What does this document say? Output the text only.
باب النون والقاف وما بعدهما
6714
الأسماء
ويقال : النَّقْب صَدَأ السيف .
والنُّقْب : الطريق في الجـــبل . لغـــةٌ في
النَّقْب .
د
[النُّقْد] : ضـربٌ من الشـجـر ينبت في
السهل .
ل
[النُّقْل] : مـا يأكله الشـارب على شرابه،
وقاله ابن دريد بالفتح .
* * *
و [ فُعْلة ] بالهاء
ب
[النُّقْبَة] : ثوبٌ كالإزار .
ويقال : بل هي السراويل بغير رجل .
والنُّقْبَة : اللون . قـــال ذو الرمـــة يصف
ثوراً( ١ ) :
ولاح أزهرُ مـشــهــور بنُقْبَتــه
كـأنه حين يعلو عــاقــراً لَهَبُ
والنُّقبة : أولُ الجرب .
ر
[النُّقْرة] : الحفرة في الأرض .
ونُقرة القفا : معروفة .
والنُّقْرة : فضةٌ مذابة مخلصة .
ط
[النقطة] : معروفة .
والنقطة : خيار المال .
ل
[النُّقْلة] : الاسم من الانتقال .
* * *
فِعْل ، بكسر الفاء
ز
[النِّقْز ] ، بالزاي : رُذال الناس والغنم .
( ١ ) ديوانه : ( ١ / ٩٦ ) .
■ ■ ■ ■ ■ ■ ■
**WRITTEN INSTRUCTION:** Extract every line of the records above that contains the word "ويقال".

**RESPONSE TO THIS TASK:**
ويقال : النَّقْب صَدَأ السيف .
ويقال : بل هي السراويل بغير رجل .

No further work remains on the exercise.